** START OF PROVIDED INFORMATION **

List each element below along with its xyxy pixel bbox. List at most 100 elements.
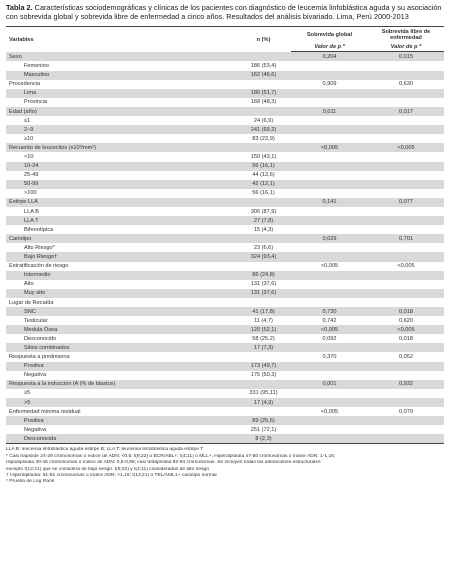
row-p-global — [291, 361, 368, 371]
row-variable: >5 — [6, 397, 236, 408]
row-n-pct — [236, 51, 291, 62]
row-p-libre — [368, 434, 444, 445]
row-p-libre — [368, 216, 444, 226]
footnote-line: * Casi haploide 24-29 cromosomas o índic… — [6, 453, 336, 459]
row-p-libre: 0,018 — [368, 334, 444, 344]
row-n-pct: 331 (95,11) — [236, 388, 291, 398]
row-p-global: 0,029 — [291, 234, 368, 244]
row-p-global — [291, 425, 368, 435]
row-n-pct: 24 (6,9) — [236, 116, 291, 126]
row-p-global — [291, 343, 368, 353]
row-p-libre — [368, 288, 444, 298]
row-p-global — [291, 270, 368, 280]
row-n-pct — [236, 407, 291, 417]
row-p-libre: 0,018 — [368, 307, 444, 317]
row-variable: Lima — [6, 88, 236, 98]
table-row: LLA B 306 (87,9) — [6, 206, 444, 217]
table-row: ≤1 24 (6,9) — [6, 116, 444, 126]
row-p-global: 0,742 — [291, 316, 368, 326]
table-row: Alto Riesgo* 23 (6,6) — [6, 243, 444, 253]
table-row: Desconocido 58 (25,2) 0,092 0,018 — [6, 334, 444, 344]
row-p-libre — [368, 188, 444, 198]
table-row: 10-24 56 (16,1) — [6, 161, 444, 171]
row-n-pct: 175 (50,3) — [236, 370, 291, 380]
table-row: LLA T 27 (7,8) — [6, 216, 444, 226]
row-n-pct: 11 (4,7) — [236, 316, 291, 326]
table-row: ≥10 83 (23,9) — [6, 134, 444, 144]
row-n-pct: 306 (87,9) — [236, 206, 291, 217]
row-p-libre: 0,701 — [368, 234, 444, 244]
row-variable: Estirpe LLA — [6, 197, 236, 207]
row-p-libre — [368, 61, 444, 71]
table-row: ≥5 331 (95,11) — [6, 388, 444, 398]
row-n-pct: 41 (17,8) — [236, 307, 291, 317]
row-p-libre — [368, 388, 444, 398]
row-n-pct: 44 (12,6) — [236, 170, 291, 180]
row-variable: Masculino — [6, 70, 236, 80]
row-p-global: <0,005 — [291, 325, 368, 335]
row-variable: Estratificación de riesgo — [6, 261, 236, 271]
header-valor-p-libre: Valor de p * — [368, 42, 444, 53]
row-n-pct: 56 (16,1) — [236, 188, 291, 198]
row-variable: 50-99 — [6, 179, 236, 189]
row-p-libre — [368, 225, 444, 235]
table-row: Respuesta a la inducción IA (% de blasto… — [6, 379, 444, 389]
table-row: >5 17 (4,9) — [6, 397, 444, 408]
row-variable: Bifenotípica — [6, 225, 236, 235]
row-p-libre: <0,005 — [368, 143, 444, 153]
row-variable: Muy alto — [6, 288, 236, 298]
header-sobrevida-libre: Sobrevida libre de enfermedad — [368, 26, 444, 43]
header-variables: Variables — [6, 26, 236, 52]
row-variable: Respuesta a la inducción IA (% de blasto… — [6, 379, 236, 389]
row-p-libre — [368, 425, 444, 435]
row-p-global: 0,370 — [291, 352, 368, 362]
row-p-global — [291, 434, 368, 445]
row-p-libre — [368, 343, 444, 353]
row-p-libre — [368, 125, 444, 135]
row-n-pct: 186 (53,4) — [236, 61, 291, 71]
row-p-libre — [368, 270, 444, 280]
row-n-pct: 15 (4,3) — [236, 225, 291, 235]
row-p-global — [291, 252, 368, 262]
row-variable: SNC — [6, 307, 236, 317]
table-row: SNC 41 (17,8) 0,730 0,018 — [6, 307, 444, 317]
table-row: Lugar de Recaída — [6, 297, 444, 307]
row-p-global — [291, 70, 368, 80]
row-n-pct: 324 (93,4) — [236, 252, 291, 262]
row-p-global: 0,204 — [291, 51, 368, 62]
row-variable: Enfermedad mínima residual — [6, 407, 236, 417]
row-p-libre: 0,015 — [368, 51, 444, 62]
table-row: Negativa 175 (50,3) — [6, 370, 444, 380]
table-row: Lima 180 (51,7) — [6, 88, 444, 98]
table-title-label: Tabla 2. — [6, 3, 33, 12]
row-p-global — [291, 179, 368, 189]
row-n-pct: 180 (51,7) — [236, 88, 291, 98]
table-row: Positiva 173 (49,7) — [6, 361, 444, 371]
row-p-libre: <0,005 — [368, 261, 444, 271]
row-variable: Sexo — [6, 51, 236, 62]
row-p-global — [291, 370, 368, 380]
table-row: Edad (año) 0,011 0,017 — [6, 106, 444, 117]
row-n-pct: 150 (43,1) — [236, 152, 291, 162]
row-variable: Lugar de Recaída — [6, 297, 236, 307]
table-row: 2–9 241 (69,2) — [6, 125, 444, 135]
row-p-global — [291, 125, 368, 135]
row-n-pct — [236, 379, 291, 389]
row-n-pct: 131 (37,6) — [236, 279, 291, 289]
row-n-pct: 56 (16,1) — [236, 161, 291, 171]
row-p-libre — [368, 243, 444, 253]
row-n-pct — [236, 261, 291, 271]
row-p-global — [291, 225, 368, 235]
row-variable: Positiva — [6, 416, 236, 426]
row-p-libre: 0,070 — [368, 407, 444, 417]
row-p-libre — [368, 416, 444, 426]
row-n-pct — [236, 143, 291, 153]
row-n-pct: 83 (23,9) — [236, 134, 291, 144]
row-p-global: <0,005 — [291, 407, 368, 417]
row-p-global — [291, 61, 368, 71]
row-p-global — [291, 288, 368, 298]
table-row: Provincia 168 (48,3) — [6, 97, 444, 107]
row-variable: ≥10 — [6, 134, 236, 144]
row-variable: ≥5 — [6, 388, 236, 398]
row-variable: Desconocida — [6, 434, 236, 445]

** END OF PROVIDED INFORMATION **
** START OF PROVIDED INFORMATION **

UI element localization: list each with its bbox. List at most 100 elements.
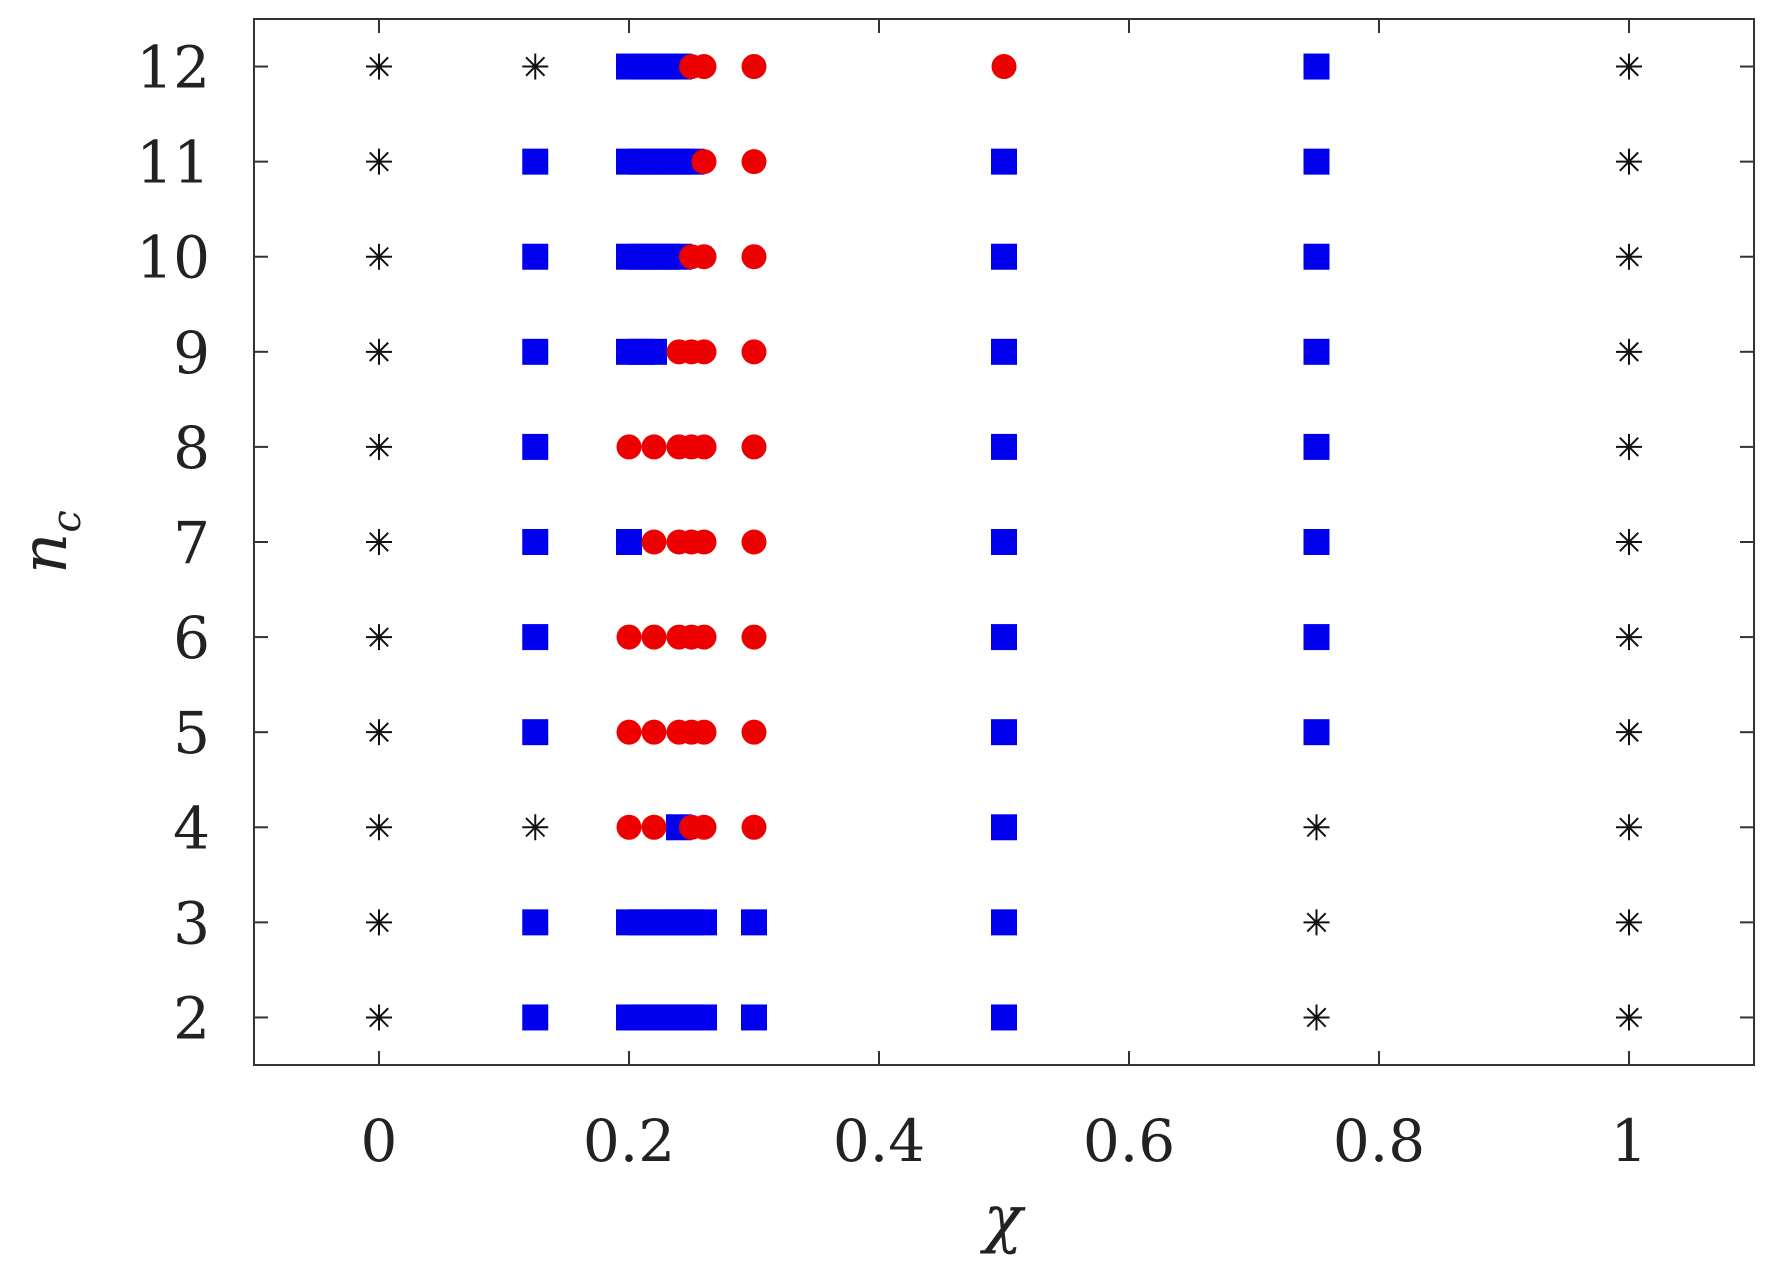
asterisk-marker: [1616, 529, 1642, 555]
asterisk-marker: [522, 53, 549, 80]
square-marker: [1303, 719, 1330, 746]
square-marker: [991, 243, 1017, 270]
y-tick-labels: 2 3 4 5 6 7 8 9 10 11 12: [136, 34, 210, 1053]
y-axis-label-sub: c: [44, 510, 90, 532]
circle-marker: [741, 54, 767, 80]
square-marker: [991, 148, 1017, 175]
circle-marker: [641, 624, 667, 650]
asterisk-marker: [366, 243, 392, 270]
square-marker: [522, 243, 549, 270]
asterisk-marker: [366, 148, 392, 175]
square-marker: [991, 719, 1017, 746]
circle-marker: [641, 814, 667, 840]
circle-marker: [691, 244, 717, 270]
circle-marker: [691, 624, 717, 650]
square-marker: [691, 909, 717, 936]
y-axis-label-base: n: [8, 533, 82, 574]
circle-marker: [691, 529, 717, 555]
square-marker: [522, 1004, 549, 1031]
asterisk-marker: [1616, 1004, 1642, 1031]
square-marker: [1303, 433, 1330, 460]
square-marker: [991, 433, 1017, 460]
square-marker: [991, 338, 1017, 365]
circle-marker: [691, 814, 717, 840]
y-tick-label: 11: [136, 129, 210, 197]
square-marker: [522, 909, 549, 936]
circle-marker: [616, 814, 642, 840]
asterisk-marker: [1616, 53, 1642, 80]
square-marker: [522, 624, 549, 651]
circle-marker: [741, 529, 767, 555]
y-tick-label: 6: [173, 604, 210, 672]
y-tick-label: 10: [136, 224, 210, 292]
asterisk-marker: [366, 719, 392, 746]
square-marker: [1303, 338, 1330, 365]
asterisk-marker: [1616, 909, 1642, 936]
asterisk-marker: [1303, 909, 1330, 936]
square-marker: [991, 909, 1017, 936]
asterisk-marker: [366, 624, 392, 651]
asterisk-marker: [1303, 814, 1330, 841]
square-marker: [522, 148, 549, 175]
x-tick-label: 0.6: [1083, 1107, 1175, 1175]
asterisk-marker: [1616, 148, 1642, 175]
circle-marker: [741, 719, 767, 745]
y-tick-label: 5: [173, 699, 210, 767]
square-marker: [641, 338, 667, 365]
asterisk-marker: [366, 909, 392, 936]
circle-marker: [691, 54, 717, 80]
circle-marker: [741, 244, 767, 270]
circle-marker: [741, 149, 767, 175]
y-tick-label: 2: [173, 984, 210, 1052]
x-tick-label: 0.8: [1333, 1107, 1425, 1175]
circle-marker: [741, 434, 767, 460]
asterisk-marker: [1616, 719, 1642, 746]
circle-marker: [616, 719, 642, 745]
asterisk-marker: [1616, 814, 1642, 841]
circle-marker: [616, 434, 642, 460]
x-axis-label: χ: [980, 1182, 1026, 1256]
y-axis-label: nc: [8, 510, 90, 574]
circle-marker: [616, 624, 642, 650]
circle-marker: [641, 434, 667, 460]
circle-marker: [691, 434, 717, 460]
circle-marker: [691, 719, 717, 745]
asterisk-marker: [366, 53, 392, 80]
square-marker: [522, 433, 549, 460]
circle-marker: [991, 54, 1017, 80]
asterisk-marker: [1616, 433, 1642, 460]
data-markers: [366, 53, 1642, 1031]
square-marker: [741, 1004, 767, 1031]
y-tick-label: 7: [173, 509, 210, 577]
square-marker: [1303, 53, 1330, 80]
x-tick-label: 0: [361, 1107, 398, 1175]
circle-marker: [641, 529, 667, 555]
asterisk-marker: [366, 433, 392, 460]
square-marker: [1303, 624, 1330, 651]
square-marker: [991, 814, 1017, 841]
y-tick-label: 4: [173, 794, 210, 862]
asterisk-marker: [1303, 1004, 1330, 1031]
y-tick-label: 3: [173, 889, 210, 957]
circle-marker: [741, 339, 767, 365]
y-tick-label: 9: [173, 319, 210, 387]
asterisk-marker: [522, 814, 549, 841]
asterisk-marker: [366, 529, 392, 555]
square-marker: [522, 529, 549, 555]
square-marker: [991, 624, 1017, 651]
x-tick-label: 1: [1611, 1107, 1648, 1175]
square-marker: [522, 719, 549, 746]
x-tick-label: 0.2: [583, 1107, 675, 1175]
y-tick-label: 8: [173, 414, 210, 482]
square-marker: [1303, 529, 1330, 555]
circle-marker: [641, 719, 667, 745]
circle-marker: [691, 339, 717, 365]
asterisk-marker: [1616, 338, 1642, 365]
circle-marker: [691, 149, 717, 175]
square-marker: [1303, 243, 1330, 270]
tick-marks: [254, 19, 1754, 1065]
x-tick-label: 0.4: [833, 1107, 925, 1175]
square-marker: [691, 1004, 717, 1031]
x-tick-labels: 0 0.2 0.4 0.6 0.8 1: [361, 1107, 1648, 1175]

** END OF PROVIDED INFORMATION **

Change "asterisk-marker" to "star-marker" in the lines starting at the one containing "asterisk-marker: [1616, 529, 1642, 555]" and ending at the one containing "y-tick-label: 2: [173, 984, 210, 1052]", and give back only those lines with everything else unchanged.

star-marker: [1616, 529, 1642, 555]
star-marker: [522, 53, 549, 80]
square-marker: [1303, 719, 1330, 746]
square-marker: [991, 243, 1017, 270]
y-tick-labels: 2 3 4 5 6 7 8 9 10 11 12: [136, 34, 210, 1053]
y-axis-label-sub: c: [44, 510, 90, 532]
circle-marker: [741, 54, 767, 80]
square-marker: [991, 148, 1017, 175]
circle-marker: [641, 624, 667, 650]
star-marker: [366, 243, 392, 270]
square-marker: [522, 243, 549, 270]
star-marker: [366, 148, 392, 175]
square-marker: [991, 719, 1017, 746]
circle-marker: [641, 814, 667, 840]
circle-marker: [691, 244, 717, 270]
circle-marker: [691, 624, 717, 650]
square-marker: [691, 909, 717, 936]
y-axis-label-base: n: [8, 533, 82, 574]
circle-marker: [691, 529, 717, 555]
square-marker: [522, 1004, 549, 1031]
star-marker: [1616, 1004, 1642, 1031]
square-marker: [1303, 433, 1330, 460]
square-marker: [991, 433, 1017, 460]
square-marker: [991, 338, 1017, 365]
circle-marker: [691, 814, 717, 840]
y-tick-label: 11: [136, 129, 210, 197]
square-marker: [522, 909, 549, 936]
circle-marker: [616, 814, 642, 840]
star-marker: [1616, 53, 1642, 80]
square-marker: [522, 624, 549, 651]
circle-marker: [741, 529, 767, 555]
y-tick-label: 6: [173, 604, 210, 672]
y-tick-label: 10: [136, 224, 210, 292]
star-marker: [366, 719, 392, 746]
square-marker: [1303, 338, 1330, 365]
star-marker: [1616, 909, 1642, 936]
star-marker: [1303, 909, 1330, 936]
square-marker: [991, 909, 1017, 936]
star-marker: [366, 624, 392, 651]
star-marker: [1303, 814, 1330, 841]
square-marker: [522, 148, 549, 175]
x-tick-label: 0.6: [1083, 1107, 1175, 1175]
star-marker: [1616, 148, 1642, 175]
circle-marker: [741, 719, 767, 745]
y-tick-label: 5: [173, 699, 210, 767]
square-marker: [641, 338, 667, 365]
star-marker: [366, 909, 392, 936]
circle-marker: [691, 54, 717, 80]
circle-marker: [741, 244, 767, 270]
circle-marker: [741, 149, 767, 175]
y-tick-label: 2: [173, 984, 210, 1052]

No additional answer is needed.